Lift out each line of the data that holds "BIẾN".

> [Task material]:
*-*-*

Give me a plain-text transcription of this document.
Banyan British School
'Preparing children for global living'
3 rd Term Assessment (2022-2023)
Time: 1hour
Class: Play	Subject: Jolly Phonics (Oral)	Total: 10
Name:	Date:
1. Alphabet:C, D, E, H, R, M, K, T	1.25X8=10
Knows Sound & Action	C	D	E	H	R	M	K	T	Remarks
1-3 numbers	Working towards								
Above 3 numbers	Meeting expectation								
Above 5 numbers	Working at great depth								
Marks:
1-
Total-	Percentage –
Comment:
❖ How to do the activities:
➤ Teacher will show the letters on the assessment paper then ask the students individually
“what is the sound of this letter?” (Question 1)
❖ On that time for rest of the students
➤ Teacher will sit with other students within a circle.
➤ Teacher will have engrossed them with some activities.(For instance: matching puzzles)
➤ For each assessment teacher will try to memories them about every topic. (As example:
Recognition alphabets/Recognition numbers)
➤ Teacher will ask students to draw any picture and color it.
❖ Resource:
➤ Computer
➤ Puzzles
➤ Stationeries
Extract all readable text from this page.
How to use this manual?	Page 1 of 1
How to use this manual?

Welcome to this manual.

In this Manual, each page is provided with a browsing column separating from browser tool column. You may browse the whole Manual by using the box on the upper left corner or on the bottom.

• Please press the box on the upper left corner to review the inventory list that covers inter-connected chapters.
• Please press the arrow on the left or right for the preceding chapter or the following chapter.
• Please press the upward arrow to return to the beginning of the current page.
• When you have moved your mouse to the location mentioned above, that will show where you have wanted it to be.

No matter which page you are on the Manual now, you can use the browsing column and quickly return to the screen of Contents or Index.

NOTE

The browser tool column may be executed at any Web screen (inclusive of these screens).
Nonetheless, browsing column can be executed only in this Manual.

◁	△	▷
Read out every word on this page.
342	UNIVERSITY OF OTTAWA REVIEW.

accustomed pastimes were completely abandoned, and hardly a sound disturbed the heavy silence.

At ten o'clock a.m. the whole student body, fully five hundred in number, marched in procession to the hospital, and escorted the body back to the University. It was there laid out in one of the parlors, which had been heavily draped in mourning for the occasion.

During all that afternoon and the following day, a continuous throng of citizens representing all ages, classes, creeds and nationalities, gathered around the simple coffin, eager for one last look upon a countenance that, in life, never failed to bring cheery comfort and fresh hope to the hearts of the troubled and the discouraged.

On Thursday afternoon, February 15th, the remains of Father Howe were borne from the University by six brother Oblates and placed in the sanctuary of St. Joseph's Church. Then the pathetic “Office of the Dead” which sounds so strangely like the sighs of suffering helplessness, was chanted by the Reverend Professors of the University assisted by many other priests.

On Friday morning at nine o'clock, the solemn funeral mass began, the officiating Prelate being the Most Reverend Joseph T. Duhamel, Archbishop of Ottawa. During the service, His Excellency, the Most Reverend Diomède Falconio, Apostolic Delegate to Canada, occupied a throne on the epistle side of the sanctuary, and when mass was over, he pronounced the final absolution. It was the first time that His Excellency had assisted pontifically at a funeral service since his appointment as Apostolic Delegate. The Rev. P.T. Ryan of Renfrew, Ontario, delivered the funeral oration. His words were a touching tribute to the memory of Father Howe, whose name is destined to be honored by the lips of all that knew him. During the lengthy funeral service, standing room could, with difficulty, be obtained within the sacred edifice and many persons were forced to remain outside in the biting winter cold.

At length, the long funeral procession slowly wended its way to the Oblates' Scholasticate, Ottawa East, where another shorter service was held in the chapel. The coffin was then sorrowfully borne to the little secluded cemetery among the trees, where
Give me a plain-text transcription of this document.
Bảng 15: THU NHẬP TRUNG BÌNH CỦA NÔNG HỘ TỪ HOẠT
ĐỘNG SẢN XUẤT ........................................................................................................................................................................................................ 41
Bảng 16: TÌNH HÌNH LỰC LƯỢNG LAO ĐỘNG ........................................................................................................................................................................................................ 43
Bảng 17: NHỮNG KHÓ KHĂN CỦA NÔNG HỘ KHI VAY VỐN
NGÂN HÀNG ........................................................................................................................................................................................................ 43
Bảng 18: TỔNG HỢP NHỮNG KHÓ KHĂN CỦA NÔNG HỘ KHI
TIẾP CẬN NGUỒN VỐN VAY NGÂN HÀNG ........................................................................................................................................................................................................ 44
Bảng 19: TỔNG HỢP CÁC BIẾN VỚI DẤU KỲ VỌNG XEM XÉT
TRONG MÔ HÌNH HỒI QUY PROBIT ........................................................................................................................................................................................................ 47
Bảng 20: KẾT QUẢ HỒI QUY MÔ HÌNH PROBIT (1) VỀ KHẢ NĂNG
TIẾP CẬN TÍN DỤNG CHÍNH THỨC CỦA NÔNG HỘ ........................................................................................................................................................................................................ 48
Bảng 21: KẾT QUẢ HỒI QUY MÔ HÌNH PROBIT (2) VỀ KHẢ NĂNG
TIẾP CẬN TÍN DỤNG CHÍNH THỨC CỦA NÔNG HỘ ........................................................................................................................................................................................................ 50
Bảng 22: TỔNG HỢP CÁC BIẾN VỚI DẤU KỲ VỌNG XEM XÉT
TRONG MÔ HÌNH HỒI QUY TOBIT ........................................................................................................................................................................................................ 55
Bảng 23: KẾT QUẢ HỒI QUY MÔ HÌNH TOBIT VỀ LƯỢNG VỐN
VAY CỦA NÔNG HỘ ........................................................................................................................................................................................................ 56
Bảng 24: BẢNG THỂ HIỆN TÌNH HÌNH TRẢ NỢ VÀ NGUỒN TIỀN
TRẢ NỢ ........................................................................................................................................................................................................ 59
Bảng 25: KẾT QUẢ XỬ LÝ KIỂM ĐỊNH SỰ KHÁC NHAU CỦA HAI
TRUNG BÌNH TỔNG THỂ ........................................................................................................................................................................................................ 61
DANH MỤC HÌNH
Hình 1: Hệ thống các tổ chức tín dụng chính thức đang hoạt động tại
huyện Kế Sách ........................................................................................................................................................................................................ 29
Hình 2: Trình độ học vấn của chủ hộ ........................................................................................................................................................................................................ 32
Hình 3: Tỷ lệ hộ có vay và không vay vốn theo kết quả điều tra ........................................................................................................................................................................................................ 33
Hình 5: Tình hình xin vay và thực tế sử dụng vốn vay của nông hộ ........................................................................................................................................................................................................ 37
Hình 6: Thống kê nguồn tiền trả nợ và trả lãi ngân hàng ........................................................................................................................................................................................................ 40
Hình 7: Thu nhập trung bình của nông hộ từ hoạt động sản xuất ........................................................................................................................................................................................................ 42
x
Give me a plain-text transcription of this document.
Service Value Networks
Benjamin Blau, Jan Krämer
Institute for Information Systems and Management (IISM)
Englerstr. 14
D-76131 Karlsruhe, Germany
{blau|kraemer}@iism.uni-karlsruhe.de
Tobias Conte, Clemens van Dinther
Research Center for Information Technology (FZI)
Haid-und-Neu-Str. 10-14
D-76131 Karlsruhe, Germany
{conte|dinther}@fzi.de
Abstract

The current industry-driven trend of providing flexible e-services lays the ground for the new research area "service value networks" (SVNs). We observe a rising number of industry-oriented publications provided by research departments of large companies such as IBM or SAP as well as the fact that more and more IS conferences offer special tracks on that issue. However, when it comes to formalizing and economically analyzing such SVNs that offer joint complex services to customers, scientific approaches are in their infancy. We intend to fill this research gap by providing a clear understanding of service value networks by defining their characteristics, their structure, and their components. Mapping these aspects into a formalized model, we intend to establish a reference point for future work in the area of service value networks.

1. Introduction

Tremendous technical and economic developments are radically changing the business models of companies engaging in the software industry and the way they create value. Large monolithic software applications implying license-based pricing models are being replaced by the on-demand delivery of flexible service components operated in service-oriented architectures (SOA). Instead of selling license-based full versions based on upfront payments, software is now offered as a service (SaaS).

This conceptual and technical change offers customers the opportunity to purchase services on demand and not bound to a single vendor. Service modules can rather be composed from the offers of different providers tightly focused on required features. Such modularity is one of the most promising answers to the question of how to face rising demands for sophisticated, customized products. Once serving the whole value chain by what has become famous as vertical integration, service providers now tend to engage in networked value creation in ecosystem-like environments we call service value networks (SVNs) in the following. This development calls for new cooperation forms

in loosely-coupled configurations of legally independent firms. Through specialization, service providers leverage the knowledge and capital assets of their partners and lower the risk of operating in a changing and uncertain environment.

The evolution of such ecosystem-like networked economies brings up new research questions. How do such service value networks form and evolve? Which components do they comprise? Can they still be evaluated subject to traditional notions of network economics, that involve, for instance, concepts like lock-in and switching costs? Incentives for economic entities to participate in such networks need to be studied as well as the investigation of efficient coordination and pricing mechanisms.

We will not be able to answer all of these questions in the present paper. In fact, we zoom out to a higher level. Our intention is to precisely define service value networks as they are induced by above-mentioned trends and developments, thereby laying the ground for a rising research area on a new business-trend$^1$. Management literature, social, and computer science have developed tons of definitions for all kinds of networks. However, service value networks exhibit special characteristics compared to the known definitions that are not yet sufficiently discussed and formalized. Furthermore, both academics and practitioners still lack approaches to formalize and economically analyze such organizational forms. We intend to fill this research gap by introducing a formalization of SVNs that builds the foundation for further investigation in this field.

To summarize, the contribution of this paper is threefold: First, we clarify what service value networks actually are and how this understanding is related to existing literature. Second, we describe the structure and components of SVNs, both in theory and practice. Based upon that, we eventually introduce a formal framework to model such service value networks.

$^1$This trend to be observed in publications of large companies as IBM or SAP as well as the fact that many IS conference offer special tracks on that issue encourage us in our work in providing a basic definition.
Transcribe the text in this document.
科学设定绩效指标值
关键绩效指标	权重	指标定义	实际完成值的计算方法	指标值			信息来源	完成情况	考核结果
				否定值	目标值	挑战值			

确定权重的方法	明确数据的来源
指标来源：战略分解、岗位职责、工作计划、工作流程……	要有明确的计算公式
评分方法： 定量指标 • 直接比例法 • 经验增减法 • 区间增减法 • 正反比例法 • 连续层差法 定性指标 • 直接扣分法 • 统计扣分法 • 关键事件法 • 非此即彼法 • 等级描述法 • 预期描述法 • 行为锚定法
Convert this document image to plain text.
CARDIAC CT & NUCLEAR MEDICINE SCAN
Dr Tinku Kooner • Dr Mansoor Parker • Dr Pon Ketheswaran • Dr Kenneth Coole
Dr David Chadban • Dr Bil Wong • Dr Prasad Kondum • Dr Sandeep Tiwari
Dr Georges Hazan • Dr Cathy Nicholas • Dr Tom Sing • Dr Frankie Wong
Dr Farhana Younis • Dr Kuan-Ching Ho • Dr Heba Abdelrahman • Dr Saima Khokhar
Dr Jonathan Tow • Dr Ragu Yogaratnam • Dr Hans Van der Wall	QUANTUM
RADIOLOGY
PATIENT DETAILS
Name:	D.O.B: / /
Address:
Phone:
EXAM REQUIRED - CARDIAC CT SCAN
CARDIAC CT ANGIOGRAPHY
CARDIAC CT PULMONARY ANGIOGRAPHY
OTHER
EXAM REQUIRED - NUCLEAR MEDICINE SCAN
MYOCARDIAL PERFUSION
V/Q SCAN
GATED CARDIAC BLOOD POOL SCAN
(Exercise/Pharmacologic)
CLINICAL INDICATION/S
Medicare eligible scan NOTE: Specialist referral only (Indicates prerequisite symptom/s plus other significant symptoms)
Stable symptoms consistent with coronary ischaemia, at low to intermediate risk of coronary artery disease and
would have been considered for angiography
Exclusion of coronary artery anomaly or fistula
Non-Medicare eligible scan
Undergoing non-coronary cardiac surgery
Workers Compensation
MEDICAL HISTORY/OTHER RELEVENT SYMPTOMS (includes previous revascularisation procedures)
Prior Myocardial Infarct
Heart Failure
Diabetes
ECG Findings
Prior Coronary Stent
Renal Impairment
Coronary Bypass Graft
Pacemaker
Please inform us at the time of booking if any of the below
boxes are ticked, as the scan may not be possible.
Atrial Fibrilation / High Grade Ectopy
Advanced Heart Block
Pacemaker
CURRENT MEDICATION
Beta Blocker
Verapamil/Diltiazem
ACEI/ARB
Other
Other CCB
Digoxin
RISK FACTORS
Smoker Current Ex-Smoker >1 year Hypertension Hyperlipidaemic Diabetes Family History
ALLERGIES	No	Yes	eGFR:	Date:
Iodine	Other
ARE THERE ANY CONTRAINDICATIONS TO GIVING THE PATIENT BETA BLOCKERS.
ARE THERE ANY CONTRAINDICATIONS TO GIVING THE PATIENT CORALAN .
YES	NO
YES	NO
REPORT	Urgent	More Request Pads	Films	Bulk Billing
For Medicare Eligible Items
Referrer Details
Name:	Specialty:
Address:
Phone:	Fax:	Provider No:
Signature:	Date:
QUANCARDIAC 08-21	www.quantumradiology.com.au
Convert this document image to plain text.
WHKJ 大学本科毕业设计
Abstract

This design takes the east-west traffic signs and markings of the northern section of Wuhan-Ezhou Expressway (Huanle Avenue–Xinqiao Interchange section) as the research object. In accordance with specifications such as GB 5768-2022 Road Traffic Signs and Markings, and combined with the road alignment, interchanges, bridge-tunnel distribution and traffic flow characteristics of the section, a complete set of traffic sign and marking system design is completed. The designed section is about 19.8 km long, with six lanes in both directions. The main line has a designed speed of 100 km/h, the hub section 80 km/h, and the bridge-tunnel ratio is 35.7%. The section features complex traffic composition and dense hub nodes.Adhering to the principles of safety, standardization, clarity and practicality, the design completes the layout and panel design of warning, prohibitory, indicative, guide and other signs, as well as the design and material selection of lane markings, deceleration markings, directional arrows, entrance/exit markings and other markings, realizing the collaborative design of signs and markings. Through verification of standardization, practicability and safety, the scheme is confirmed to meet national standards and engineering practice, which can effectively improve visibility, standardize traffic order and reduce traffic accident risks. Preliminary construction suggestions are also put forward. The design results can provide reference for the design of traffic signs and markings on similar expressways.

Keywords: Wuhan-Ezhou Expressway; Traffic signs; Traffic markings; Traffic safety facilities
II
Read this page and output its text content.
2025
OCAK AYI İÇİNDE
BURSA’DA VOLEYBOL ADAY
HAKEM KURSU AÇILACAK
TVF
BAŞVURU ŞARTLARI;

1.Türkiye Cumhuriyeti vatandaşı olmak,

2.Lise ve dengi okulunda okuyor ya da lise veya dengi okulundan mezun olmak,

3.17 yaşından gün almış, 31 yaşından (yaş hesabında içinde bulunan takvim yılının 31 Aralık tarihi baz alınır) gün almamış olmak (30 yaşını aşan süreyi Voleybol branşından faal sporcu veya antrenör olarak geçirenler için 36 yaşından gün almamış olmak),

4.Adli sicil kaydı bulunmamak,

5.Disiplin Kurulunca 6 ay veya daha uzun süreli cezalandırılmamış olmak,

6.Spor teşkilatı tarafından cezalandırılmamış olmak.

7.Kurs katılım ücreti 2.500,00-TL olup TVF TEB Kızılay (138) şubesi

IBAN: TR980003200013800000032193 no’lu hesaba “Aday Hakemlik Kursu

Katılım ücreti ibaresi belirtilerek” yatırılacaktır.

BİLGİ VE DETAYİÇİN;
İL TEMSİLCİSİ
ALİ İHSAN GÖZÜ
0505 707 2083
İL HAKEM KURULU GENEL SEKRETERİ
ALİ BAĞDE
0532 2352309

*-*-*

> [Answer to the exercise]:
Bảng 19: TỔNG HỢP CÁC BIẾN VỚI DẤU KỲ VỌNG XEM XÉT
Bảng 22: TỔNG HỢP CÁC BIẾN VỚI DẤU KỲ VỌNG XEM XÉT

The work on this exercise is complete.